## SOURCE DATA
<<<<
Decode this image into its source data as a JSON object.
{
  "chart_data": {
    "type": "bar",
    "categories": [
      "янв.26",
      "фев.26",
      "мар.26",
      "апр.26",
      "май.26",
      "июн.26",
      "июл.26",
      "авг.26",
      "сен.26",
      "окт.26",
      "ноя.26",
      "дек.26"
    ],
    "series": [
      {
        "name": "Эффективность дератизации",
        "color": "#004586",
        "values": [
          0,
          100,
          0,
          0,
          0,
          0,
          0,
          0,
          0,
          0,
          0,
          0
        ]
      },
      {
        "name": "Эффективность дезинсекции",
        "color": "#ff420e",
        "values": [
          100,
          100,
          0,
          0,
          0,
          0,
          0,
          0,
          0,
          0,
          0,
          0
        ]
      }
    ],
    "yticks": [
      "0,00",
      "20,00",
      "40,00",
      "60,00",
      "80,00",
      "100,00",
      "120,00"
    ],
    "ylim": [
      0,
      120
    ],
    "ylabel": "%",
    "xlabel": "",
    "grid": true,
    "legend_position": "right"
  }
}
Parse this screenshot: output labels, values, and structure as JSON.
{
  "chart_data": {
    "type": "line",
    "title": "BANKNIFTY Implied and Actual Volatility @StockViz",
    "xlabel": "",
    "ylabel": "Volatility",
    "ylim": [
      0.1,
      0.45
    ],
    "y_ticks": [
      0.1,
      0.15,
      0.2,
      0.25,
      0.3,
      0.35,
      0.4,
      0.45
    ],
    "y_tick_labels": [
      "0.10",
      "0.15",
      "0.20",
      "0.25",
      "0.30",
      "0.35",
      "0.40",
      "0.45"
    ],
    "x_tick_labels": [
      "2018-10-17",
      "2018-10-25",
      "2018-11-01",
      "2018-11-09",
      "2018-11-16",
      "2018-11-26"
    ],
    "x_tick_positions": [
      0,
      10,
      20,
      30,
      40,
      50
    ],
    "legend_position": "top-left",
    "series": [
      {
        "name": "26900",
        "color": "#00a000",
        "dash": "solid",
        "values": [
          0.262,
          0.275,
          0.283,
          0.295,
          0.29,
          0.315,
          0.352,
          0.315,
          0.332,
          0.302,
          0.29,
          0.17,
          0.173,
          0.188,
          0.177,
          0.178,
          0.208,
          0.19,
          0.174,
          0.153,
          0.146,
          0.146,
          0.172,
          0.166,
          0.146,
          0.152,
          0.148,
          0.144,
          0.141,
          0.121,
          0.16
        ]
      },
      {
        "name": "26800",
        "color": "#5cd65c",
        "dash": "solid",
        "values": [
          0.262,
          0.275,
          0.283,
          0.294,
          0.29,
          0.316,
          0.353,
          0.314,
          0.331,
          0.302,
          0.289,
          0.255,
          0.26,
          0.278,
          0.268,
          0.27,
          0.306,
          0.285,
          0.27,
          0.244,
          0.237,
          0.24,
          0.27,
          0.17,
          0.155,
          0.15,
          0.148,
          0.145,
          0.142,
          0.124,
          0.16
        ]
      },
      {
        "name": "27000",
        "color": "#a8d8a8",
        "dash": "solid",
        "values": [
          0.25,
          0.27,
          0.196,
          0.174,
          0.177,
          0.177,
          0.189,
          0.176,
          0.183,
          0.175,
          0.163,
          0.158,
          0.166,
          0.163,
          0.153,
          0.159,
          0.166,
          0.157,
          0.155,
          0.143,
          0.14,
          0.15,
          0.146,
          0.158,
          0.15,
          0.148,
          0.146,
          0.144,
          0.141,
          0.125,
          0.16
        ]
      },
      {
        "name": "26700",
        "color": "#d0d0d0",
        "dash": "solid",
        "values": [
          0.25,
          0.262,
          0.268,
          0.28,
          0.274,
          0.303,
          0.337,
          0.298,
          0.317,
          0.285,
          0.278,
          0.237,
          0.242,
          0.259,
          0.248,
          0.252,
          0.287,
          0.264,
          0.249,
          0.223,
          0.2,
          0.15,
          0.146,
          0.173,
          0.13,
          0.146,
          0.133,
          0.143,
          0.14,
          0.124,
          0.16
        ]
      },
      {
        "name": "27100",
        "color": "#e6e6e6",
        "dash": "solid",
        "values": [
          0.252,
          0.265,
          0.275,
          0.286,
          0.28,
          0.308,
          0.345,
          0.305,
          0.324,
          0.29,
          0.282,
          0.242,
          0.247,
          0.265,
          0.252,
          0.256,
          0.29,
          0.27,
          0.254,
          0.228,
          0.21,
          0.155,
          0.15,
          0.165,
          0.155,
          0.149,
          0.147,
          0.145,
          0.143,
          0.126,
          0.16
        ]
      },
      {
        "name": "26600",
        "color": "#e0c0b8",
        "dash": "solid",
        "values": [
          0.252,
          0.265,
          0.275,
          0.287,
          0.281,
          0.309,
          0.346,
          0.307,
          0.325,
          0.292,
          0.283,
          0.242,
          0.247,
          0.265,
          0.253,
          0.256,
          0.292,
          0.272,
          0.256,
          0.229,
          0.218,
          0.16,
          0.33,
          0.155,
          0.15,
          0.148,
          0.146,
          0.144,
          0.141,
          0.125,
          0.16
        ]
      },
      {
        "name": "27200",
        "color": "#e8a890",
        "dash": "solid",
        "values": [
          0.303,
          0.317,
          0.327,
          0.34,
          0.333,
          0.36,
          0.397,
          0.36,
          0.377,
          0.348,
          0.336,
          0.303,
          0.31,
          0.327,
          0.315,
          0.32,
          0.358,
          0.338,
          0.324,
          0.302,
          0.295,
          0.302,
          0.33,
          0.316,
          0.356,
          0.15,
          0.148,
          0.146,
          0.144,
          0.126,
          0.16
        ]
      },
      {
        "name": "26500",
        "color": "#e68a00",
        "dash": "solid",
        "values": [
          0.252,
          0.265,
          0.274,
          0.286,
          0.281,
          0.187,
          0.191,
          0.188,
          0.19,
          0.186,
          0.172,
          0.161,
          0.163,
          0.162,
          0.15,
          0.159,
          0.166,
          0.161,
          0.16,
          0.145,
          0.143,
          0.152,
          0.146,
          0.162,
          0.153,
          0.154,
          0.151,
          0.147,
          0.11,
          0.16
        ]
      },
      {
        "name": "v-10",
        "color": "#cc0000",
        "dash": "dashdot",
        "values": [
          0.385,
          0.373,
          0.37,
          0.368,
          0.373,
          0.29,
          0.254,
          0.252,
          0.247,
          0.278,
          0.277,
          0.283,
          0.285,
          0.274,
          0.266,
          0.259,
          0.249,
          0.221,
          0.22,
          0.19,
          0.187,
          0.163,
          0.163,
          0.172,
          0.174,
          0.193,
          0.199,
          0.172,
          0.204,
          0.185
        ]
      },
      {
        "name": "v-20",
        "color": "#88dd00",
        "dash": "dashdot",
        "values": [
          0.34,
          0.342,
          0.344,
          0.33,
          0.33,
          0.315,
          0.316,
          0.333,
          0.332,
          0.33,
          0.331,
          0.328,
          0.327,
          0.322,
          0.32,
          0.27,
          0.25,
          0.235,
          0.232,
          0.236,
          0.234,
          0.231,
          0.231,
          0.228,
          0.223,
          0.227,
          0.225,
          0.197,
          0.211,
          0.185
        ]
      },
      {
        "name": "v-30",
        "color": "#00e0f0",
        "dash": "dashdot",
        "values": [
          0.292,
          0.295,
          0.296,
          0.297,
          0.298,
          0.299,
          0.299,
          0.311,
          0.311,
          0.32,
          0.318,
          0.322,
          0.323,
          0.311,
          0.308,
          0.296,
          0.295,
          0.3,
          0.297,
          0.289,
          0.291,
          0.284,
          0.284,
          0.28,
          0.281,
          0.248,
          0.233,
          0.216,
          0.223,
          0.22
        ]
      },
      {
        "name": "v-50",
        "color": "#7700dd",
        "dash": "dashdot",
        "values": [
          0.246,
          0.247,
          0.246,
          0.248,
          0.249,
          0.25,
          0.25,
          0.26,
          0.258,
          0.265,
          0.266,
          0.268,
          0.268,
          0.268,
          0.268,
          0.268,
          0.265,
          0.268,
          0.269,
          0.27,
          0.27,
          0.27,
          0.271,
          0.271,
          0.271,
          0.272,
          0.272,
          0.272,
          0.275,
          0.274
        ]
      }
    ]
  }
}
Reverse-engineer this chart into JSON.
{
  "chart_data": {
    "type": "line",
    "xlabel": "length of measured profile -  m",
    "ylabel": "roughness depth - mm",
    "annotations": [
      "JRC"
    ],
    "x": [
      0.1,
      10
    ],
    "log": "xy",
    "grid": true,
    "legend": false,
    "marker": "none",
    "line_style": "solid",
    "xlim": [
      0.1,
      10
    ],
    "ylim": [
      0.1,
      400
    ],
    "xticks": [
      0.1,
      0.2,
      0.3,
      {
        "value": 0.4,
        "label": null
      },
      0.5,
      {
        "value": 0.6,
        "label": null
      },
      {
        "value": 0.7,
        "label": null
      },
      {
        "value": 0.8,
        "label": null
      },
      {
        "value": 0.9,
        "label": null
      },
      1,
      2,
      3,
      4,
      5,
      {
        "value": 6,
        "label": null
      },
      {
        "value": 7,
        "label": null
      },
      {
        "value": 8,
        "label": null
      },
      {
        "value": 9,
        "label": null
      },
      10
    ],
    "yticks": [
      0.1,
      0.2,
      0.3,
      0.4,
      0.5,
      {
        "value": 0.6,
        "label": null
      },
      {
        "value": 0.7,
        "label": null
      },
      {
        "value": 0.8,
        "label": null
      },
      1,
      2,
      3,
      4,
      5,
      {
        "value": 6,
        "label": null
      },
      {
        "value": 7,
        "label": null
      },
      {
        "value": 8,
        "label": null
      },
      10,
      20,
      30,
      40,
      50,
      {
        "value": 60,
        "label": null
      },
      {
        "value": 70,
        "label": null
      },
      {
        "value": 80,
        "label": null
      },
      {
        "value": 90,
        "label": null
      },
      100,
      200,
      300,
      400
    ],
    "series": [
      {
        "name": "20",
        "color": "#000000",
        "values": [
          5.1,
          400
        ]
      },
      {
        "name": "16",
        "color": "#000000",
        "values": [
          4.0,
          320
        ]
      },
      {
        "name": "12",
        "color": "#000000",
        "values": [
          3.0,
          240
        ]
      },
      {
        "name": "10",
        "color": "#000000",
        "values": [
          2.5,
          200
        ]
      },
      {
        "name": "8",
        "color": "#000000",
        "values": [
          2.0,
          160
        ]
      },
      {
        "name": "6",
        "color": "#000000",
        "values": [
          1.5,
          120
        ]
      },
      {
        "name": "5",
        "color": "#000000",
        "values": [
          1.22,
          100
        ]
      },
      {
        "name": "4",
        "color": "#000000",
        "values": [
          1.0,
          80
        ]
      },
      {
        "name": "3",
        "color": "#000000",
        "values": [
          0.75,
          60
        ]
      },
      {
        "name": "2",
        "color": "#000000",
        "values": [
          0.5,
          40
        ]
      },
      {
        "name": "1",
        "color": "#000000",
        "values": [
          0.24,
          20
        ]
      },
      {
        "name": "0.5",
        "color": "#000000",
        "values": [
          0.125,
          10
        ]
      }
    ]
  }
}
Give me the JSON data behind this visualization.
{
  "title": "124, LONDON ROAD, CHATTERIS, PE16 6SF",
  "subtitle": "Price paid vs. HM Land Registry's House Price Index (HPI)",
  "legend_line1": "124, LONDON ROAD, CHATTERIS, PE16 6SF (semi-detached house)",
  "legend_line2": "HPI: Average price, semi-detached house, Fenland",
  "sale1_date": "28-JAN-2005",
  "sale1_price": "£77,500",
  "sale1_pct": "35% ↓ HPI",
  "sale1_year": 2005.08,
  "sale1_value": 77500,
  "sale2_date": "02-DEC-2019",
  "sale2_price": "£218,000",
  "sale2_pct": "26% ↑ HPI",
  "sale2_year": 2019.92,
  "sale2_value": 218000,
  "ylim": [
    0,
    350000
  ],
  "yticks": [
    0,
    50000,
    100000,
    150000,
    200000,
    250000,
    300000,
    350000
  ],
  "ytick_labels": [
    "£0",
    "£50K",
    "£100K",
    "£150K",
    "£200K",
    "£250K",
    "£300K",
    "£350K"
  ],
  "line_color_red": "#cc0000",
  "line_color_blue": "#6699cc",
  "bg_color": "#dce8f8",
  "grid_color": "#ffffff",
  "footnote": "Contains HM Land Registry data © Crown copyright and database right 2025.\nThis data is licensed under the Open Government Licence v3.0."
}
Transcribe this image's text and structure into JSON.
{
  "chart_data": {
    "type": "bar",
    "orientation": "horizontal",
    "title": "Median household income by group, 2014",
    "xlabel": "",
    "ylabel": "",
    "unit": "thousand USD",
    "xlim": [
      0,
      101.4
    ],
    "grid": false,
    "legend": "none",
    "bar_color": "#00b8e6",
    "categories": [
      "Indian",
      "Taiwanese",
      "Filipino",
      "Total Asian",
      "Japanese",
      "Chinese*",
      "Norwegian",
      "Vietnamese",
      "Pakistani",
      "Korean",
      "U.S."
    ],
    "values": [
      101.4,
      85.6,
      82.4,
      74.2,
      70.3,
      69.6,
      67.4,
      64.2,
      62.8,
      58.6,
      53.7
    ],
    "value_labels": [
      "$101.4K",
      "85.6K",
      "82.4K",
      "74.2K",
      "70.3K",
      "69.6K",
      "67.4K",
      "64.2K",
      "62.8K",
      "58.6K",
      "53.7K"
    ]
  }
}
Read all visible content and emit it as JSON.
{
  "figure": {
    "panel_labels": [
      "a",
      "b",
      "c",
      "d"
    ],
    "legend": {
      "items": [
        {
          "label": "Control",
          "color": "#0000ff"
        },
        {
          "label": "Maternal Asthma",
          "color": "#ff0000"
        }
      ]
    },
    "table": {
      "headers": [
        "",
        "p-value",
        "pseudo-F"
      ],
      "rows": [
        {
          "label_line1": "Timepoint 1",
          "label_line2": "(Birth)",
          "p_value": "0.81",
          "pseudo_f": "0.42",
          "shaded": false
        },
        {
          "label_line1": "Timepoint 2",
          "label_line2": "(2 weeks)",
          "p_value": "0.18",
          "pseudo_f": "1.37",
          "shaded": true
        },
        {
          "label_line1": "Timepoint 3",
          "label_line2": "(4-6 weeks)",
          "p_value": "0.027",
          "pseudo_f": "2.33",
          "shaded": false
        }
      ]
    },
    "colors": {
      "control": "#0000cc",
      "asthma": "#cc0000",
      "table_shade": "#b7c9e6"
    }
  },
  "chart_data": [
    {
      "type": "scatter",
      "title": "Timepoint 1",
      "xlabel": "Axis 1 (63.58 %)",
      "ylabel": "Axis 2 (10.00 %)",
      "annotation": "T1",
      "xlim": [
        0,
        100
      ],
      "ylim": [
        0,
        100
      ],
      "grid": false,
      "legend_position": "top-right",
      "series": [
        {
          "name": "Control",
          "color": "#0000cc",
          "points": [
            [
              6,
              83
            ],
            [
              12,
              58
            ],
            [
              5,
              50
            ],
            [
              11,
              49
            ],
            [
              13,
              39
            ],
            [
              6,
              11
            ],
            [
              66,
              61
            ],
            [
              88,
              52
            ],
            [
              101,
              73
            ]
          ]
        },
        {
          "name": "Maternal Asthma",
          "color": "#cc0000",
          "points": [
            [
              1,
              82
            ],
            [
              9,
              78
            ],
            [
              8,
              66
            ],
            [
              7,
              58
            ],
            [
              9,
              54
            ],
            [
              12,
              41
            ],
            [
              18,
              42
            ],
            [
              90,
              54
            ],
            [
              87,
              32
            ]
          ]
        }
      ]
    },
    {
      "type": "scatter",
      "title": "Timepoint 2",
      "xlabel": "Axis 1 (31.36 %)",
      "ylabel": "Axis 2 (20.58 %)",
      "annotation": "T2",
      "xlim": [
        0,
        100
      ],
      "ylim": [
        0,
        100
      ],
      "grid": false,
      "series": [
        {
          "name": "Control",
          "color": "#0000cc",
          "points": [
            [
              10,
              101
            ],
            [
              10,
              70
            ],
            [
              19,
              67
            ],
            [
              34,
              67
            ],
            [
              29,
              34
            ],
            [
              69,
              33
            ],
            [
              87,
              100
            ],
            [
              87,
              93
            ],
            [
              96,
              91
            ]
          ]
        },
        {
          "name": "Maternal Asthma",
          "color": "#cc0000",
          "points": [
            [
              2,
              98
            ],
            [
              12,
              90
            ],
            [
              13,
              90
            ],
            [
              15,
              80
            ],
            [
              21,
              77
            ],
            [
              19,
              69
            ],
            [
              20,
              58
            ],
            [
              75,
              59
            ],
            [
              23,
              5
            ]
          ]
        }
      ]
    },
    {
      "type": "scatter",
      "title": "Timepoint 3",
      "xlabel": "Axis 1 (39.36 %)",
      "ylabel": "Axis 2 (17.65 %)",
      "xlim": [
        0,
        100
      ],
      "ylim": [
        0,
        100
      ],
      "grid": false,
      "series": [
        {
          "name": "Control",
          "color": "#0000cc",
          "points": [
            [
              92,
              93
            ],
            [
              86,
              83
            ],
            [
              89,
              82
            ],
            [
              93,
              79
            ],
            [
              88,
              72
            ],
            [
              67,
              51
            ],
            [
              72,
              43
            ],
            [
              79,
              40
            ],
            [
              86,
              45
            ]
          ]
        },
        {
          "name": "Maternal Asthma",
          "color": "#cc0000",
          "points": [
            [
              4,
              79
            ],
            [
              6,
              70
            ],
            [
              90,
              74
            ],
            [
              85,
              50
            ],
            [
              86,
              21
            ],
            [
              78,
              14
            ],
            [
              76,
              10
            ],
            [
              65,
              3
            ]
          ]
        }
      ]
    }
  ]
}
>>>>
## WHAT NEEDS TO BE DONE
Return each line with "LONDON".

## FINISHED ANSWER
  "title": "124, LONDON ROAD, CHATTERIS, PE16 6SF",
  "legend_line1": "124, LONDON ROAD, CHATTERIS, PE16 6SF (semi-detached house)",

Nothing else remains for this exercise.